Task objective:
Edit the lines of the data from the line with "data-point: [223, 76, 231, 84]" up to and including the line with "data-point: [268, 111, 276, 119]" so that "y-tick-label" becomes "y-axis-tick" and nothing else changes. Give back only those edited lines.

(Stored items from a collection)

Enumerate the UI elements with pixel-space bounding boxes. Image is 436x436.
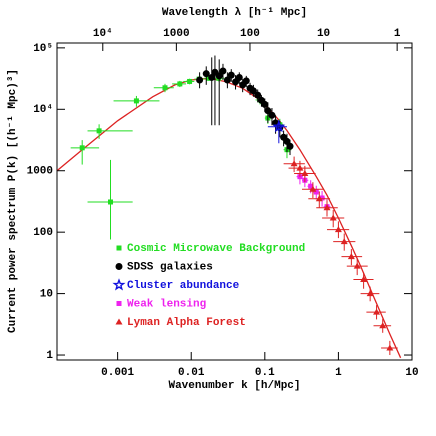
data-point: [223, 76, 231, 84]
legend: Cosmic Microwave Background SDSS galaxies…: [112, 243, 305, 329]
y-tick-label: 1: [46, 350, 53, 362]
data-point: [264, 107, 272, 115]
y-tick-label: 1000: [27, 166, 53, 178]
legend-marker: [112, 278, 126, 291]
data-point: [268, 111, 276, 119]
legend-symbol: [116, 245, 122, 251]
y-tick-label: 100: [33, 227, 53, 239]
data-point: [313, 189, 319, 195]
x-tick-label: 0.1: [255, 367, 275, 379]
legend-label: Cluster abundance: [127, 280, 240, 292]
data-point: [202, 70, 210, 78]
top-tick-label: 10⁴: [93, 28, 113, 40]
data-point: [308, 183, 314, 189]
data-point: [79, 145, 85, 151]
data-point: [319, 195, 325, 201]
plot-area: [57, 55, 402, 359]
x-tick-label: 10: [405, 367, 418, 379]
legend-symbol: [115, 263, 123, 270]
data-point: [254, 91, 262, 99]
data-point: [162, 85, 168, 91]
data-point: [108, 199, 114, 205]
y-axis-label: Current power spectrum P(k) [(h⁻¹ Mpc)³]: [7, 69, 19, 333]
data-point: [272, 119, 286, 133]
top-tick-label: 10: [317, 28, 330, 40]
data-point: [196, 76, 204, 84]
data-point: [242, 77, 250, 85]
data-point: [301, 170, 309, 177]
data-point: [366, 290, 374, 297]
x-tick-label: 1: [335, 367, 342, 379]
legend-label: Weak lensing: [127, 298, 206, 310]
legend-marker: [115, 263, 123, 270]
legend-marker: [115, 318, 123, 325]
data-point: [261, 100, 269, 108]
data-point: [373, 308, 381, 315]
y-tick-label: 10: [40, 289, 53, 301]
y-tick-label: 10⁵: [33, 43, 53, 55]
data-point: [347, 253, 355, 260]
legend-marker: [116, 301, 122, 306]
data-point: [286, 142, 294, 150]
data-point: [96, 128, 102, 134]
data-point: [334, 226, 342, 233]
data-point: [187, 78, 193, 84]
x-tick-label: 0.001: [101, 367, 134, 379]
plot-frame: [56, 42, 413, 361]
data-point: [315, 195, 323, 202]
legend-symbol: [112, 278, 126, 291]
top-tick-label: 1000: [163, 28, 189, 40]
data-point: [340, 238, 348, 245]
data-point: [323, 204, 331, 211]
data-point: [249, 87, 257, 95]
legend-symbol: [115, 318, 123, 325]
data-point: [309, 185, 317, 192]
x-tick-label: 0.01: [178, 367, 205, 379]
top-tick-label: 1: [394, 28, 401, 40]
data-point: [290, 160, 298, 167]
data-point: [133, 98, 139, 104]
data-point: [329, 214, 337, 221]
data-point: [227, 71, 235, 79]
data-point: [208, 73, 216, 81]
x-axis-label: Wavenumber k [h/Mpc]: [168, 380, 300, 392]
top-tick-label: 100: [240, 28, 260, 40]
legend-marker: [116, 245, 122, 251]
legend-label: Cosmic Microwave Background: [127, 243, 305, 255]
data-point: [360, 275, 368, 282]
data-point: [219, 67, 227, 75]
legend-symbol: [116, 301, 122, 306]
data-point: [353, 262, 361, 269]
data-point: [379, 322, 387, 329]
legend-label: Lyman Alpha Forest: [127, 317, 246, 329]
data-point: [296, 164, 304, 171]
data-point: [235, 73, 243, 81]
top-axis-label: Wavelength λ [h⁻¹ Mpc]: [162, 7, 307, 19]
y-tick-label: 10⁴: [33, 104, 53, 116]
legend-label: SDSS galaxies: [127, 261, 213, 273]
data-point: [177, 81, 183, 87]
data-point: [215, 72, 223, 80]
data-point: [386, 344, 394, 351]
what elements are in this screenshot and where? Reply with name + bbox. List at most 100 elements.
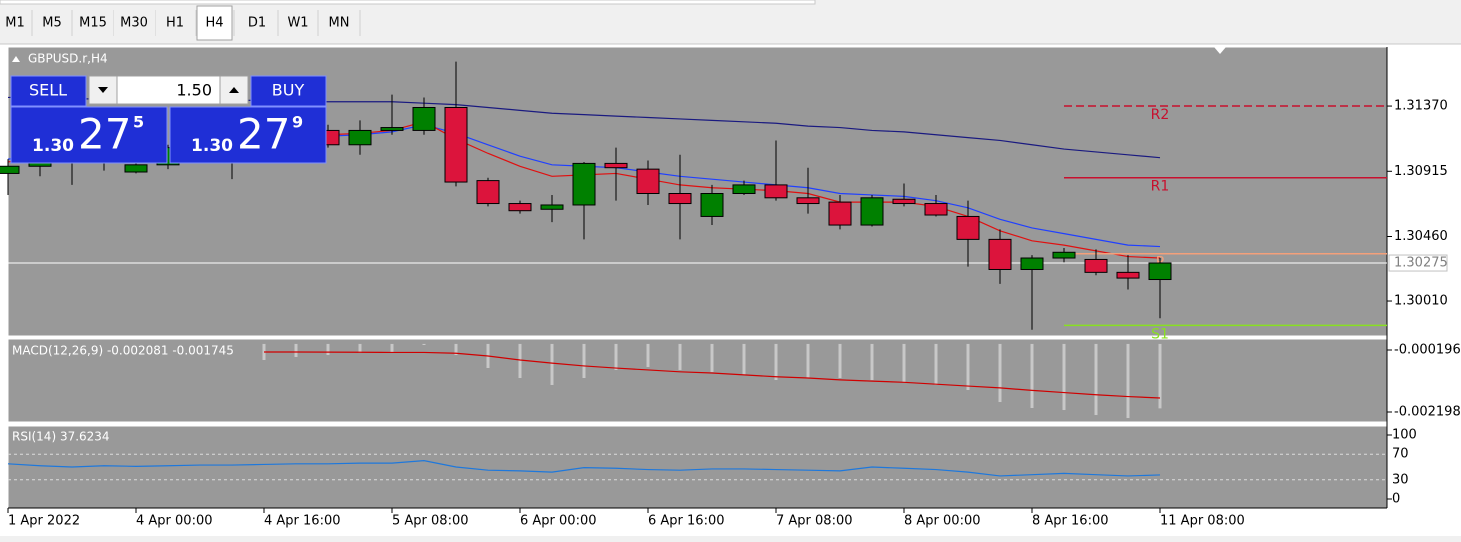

Written solution:
data-point: [223, 76, 231, 84]
legend: Cosmic Microwave Background SDSS galaxies…: [112, 243, 305, 329]
y-axis-tick: 1: [46, 350, 53, 362]
data-point: [264, 107, 272, 115]
y-axis-tick: 1000: [27, 166, 53, 178]
legend-marker: [112, 278, 126, 291]
data-point: [268, 111, 276, 119]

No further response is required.